Start of Extracted entries
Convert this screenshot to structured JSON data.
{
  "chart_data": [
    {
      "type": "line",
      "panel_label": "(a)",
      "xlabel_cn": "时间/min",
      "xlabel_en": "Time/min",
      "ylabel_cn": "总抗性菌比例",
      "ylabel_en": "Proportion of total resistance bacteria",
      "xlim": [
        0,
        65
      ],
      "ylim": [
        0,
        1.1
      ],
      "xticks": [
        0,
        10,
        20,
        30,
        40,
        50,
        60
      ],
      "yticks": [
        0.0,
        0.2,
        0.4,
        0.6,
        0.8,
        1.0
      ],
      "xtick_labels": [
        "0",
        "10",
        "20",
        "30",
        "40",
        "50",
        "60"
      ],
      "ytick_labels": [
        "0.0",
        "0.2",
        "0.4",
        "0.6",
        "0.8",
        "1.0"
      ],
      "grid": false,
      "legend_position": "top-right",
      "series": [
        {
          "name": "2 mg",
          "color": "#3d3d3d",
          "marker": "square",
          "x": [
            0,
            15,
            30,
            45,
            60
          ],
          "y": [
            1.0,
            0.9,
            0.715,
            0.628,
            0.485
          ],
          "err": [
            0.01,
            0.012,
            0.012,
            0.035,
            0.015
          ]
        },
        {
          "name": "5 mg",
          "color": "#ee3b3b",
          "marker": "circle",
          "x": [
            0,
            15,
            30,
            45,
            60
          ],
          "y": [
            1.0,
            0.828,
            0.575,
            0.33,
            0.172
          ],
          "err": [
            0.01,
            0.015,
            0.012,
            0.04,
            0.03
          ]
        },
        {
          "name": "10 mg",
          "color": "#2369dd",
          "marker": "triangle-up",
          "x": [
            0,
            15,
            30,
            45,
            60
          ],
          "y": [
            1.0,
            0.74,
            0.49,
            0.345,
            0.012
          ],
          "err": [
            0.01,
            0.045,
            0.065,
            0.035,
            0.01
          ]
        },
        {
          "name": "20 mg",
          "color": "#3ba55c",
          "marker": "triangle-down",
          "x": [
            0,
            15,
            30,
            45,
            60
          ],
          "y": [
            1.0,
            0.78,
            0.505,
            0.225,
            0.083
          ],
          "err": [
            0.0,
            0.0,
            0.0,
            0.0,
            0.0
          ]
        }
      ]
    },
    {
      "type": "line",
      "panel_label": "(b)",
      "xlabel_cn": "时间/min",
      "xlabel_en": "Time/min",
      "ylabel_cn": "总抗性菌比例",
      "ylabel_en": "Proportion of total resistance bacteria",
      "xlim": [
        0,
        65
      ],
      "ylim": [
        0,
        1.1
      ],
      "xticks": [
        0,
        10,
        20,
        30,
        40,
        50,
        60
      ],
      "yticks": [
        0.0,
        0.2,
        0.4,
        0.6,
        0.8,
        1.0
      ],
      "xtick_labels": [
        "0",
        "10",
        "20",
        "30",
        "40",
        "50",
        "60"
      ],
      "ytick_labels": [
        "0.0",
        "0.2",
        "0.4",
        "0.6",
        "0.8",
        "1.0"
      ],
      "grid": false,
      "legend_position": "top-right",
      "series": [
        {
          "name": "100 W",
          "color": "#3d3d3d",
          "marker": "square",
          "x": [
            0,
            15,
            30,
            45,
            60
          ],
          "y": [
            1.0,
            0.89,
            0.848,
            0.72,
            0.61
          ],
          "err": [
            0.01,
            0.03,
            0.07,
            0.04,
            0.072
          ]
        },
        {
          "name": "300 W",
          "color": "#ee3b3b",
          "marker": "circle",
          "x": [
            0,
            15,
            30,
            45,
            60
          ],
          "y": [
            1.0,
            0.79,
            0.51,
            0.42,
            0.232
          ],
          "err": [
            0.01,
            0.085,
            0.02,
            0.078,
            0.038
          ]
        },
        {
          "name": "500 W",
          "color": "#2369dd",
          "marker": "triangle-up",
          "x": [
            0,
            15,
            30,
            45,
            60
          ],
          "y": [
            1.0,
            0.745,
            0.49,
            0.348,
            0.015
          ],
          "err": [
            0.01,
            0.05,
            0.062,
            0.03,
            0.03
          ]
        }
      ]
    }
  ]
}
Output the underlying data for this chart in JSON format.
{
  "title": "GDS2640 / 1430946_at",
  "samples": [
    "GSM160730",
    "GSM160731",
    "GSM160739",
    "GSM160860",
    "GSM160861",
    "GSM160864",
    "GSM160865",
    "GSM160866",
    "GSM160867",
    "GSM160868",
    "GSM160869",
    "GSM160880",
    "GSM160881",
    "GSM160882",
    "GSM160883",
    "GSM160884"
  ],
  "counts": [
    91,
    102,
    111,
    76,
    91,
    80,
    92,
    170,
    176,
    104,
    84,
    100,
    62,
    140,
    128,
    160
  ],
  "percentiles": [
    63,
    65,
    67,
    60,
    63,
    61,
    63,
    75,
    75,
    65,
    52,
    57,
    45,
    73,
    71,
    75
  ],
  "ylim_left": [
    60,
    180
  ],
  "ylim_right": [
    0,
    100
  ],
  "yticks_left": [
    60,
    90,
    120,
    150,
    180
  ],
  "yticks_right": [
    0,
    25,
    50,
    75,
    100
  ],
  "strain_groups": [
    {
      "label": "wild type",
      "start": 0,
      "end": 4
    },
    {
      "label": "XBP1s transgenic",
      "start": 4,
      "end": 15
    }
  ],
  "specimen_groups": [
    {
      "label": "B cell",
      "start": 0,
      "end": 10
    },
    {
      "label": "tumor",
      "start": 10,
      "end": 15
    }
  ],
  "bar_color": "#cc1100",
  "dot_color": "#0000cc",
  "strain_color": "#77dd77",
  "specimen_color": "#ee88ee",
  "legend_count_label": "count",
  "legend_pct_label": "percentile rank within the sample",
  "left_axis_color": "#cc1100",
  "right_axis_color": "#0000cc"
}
End of Extracted entries
• _Task objective_:
All of the material above is to be retyped word for word.

• _Solution to this task_:
Convert this screenshot to structured JSON data.
{
  "chart_data": [
    {
      "type": "line",
      "panel_label": "(a)",
      "xlabel_cn": "时间/min",
      "xlabel_en": "Time/min",
      "ylabel_cn": "总抗性菌比例",
      "ylabel_en": "Proportion of total resistance bacteria",
      "xlim": [
        0,
        65
      ],
      "ylim": [
        0,
        1.1
      ],
      "xticks": [
        0,
        10,
        20,
        30,
        40,
        50,
        60
      ],
      "yticks": [
        0.0,
        0.2,
        0.4,
        0.6,
        0.8,
        1.0
      ],
      "xtick_labels": [
        "0",
        "10",
        "20",
        "30",
        "40",
        "50",
        "60"
      ],
      "ytick_labels": [
        "0.0",
        "0.2",
        "0.4",
        "0.6",
        "0.8",
        "1.0"
      ],
      "grid": false,
      "legend_position": "top-right",
      "series": [
        {
          "name": "2 mg",
          "color": "#3d3d3d",
          "marker": "square",
          "x": [
            0,
            15,
            30,
            45,
            60
          ],
          "y": [
            1.0,
            0.9,
            0.715,
            0.628,
            0.485
          ],
          "err": [
            0.01,
            0.012,
            0.012,
            0.035,
            0.015
          ]
        },
        {
          "name": "5 mg",
          "color": "#ee3b3b",
          "marker": "circle",
          "x": [
            0,
            15,
            30,
            45,
            60
          ],
          "y": [
            1.0,
            0.828,
            0.575,
            0.33,
            0.172
          ],
          "err": [
            0.01,
            0.015,
            0.012,
            0.04,
            0.03
          ]
        },
        {
          "name": "10 mg",
          "color": "#2369dd",
          "marker": "triangle-up",
          "x": [
            0,
            15,
            30,
            45,
            60
          ],
          "y": [
            1.0,
            0.74,
            0.49,
            0.345,
            0.012
          ],
          "err": [
            0.01,
            0.045,
            0.065,
            0.035,
            0.01
          ]
        },
        {
          "name": "20 mg",
          "color": "#3ba55c",
          "marker": "triangle-down",
          "x": [
            0,
            15,
            30,
            45,
            60
          ],
          "y": [
            1.0,
            0.78,
            0.505,
            0.225,
            0.083
          ],
          "err": [
            0.0,
            0.0,
            0.0,
            0.0,
            0.0
          ]
        }
      ]
    },
    {
      "type": "line",
      "panel_label": "(b)",
      "xlabel_cn": "时间/min",
      "xlabel_en": "Time/min",
      "ylabel_cn": "总抗性菌比例",
      "ylabel_en": "Proportion of total resistance bacteria",
      "xlim": [
        0,
        65
      ],
      "ylim": [
        0,
        1.1
      ],
      "xticks": [
        0,
        10,
        20,
        30,
        40,
        50,
        60
      ],
      "yticks": [
        0.0,
        0.2,
        0.4,
        0.6,
        0.8,
        1.0
      ],
      "xtick_labels": [
        "0",
        "10",
        "20",
        "30",
        "40",
        "50",
        "60"
      ],
      "ytick_labels": [
        "0.0",
        "0.2",
        "0.4",
        "0.6",
        "0.8",
        "1.0"
      ],
      "grid": false,
      "legend_position": "top-right",
      "series": [
        {
          "name": "100 W",
          "color": "#3d3d3d",
          "marker": "square",
          "x": [
            0,
            15,
            30,
            45,
            60
          ],
          "y": [
            1.0,
            0.89,
            0.848,
            0.72,
            0.61
          ],
          "err": [
            0.01,
            0.03,
            0.07,
            0.04,
            0.072
          ]
        },
        {
          "name": "300 W",
          "color": "#ee3b3b",
          "marker": "circle",
          "x": [
            0,
            15,
            30,
            45,
            60
          ],
          "y": [
            1.0,
            0.79,
            0.51,
            0.42,
            0.232
          ],
          "err": [
            0.01,
            0.085,
            0.02,
            0.078,
            0.038
          ]
        },
        {
          "name": "500 W",
          "color": "#2369dd",
          "marker": "triangle-up",
          "x": [
            0,
            15,
            30,
            45,
            60
          ],
          "y": [
            1.0,
            0.745,
            0.49,
            0.348,
            0.015
          ],
          "err": [
            0.01,
            0.05,
            0.062,
            0.03,
            0.03
          ]
        }
      ]
    }
  ]
}
Output the underlying data for this chart in JSON format.
{
  "title": "GDS2640 / 1430946_at",
  "samples": [
    "GSM160730",
    "GSM160731",
    "GSM160739",
    "GSM160860",
    "GSM160861",
    "GSM160864",
    "GSM160865",
    "GSM160866",
    "GSM160867",
    "GSM160868",
    "GSM160869",
    "GSM160880",
    "GSM160881",
    "GSM160882",
    "GSM160883",
    "GSM160884"
  ],
  "counts": [
    91,
    102,
    111,
    76,
    91,
    80,
    92,
    170,
    176,
    104,
    84,
    100,
    62,
    140,
    128,
    160
  ],
  "percentiles": [
    63,
    65,
    67,
    60,
    63,
    61,
    63,
    75,
    75,
    65,
    52,
    57,
    45,
    73,
    71,
    75
  ],
  "ylim_left": [
    60,
    180
  ],
  "ylim_right": [
    0,
    100
  ],
  "yticks_left": [
    60,
    90,
    120,
    150,
    180
  ],
  "yticks_right": [
    0,
    25,
    50,
    75,
    100
  ],
  "strain_groups": [
    {
      "label": "wild type",
      "start": 0,
      "end": 4
    },
    {
      "label": "XBP1s transgenic",
      "start": 4,
      "end": 15
    }
  ],
  "specimen_groups": [
    {
      "label": "B cell",
      "start": 0,
      "end": 10
    },
    {
      "label": "tumor",
      "start": 10,
      "end": 15
    }
  ],
  "bar_color": "#cc1100",
  "dot_color": "#0000cc",
  "strain_color": "#77dd77",
  "specimen_color": "#ee88ee",
  "legend_count_label": "count",
  "legend_pct_label": "percentile rank within the sample",
  "left_axis_color": "#cc1100",
  "right_axis_color": "#0000cc"
}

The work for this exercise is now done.